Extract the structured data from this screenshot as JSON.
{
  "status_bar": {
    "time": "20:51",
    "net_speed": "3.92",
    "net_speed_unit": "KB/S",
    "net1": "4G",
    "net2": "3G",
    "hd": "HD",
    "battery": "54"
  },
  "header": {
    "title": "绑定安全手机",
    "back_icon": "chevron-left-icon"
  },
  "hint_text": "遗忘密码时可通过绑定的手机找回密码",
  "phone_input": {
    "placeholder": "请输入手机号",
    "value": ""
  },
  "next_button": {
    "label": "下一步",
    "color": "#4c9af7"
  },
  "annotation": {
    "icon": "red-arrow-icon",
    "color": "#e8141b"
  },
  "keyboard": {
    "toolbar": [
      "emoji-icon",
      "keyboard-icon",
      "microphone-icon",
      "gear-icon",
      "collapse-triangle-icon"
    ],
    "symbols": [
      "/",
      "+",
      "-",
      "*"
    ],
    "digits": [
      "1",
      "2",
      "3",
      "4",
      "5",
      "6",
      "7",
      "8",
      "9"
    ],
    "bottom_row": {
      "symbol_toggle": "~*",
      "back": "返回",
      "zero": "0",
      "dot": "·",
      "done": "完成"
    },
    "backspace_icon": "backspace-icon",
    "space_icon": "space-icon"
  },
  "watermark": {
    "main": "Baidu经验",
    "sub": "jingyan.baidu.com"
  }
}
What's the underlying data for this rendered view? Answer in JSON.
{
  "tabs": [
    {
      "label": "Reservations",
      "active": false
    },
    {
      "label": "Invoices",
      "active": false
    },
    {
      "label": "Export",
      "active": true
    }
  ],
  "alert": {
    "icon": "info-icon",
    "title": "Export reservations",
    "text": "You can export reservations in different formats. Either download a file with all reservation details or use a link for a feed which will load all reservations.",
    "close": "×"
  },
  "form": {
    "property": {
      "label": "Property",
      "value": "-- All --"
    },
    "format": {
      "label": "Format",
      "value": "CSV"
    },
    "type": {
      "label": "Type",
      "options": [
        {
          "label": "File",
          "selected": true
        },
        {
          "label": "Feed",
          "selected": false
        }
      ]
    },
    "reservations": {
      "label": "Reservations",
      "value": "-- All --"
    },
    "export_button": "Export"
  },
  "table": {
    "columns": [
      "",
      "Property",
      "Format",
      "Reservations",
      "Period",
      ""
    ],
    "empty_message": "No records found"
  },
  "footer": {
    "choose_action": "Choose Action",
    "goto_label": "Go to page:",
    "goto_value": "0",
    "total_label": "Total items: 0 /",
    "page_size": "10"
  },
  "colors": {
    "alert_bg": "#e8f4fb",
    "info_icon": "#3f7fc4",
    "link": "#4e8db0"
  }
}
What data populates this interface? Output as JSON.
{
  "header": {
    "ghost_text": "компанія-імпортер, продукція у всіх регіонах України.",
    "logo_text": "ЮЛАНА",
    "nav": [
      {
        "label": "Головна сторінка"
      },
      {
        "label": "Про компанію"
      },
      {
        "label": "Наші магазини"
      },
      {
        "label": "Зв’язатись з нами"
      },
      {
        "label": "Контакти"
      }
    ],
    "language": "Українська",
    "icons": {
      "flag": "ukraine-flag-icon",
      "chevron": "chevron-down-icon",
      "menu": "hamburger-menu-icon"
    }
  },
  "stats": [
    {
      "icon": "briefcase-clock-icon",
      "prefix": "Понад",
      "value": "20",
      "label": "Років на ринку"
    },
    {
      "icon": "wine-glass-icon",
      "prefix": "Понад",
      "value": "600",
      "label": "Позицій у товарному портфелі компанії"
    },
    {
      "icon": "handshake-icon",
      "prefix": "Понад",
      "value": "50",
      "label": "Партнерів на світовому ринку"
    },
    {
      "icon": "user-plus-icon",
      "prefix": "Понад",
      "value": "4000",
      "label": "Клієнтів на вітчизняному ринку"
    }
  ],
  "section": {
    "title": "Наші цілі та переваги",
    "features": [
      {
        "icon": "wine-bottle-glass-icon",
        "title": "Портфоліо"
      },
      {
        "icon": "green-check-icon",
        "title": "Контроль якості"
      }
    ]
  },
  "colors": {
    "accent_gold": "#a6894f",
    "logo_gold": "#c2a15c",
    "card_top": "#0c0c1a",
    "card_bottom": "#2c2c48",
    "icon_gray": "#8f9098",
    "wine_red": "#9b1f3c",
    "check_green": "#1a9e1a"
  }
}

# What the task asks
Among the lines of the data above, count those holding "title" and state only the number.

# Complete answer
5